-- START OF Records for this task --

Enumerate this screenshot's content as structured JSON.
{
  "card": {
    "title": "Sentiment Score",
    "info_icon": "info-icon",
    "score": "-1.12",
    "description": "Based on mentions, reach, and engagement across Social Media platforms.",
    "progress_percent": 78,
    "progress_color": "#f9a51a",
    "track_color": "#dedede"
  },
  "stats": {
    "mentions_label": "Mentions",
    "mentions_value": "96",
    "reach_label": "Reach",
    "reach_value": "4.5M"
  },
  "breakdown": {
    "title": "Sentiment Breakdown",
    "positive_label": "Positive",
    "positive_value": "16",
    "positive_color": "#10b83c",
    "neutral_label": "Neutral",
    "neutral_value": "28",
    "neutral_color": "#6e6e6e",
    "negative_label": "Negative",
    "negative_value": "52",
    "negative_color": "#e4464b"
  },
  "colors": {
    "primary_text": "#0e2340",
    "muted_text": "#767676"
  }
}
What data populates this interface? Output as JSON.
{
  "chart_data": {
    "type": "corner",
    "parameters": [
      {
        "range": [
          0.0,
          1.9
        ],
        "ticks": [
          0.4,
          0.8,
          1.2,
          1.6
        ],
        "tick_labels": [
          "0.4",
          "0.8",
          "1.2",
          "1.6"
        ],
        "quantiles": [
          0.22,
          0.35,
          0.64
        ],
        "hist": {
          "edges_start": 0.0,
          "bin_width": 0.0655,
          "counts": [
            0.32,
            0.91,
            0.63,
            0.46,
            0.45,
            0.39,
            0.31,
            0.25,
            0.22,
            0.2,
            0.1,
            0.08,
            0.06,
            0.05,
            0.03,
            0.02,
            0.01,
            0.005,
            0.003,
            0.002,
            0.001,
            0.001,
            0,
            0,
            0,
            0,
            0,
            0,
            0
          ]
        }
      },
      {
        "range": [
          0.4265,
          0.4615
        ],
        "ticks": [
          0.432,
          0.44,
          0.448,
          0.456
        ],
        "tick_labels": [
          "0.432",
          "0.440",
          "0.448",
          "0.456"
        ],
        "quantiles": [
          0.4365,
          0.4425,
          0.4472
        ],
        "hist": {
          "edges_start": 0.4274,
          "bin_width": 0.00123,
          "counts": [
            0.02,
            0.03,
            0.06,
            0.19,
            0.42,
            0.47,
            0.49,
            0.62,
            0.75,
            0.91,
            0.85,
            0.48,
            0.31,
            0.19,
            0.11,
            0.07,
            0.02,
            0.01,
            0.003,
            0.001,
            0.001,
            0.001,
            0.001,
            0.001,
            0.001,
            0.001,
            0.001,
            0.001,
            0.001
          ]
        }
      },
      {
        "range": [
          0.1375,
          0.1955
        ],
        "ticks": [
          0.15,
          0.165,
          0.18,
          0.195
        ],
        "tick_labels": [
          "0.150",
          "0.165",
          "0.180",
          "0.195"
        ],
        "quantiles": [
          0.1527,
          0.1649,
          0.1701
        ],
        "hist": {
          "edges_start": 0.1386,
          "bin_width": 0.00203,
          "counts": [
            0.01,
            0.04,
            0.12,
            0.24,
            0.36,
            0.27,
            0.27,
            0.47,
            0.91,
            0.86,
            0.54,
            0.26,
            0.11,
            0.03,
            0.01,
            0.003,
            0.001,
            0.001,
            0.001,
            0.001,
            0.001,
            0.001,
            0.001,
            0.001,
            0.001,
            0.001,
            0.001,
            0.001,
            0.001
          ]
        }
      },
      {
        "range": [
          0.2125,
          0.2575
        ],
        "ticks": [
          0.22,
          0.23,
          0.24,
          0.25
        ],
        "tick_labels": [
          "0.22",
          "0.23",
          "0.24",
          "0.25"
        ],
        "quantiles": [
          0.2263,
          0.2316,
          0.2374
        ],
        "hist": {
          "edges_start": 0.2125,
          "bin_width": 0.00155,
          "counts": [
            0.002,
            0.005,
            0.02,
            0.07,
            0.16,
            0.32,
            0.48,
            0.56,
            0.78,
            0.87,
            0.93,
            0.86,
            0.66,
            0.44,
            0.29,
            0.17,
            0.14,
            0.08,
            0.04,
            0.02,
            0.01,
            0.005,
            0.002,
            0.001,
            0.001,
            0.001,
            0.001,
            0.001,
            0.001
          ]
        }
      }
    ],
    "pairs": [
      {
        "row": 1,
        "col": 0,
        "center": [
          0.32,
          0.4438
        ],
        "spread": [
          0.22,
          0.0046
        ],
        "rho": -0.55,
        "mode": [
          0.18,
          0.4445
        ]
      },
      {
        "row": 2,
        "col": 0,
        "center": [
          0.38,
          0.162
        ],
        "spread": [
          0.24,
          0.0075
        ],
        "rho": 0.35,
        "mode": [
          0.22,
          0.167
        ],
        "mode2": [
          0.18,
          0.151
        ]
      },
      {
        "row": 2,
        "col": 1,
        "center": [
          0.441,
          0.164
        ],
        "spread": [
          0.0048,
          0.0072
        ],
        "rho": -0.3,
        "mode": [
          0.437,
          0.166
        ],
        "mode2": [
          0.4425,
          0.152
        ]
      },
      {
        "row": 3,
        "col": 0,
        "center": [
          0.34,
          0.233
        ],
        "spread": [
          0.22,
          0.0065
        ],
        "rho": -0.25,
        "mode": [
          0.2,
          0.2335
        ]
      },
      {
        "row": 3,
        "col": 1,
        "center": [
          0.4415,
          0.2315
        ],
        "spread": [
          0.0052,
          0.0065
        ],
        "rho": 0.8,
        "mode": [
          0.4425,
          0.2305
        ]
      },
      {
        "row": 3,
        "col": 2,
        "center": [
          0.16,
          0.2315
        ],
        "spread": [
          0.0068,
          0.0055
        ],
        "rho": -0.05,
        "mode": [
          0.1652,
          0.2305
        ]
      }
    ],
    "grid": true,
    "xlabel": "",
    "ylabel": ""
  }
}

-- END OF Records for this task --

Extract all lines from the data in which "title" is found.

◆ Right answer ◆
    "title": "Sentiment Score",
    "title": "Sentiment Breakdown",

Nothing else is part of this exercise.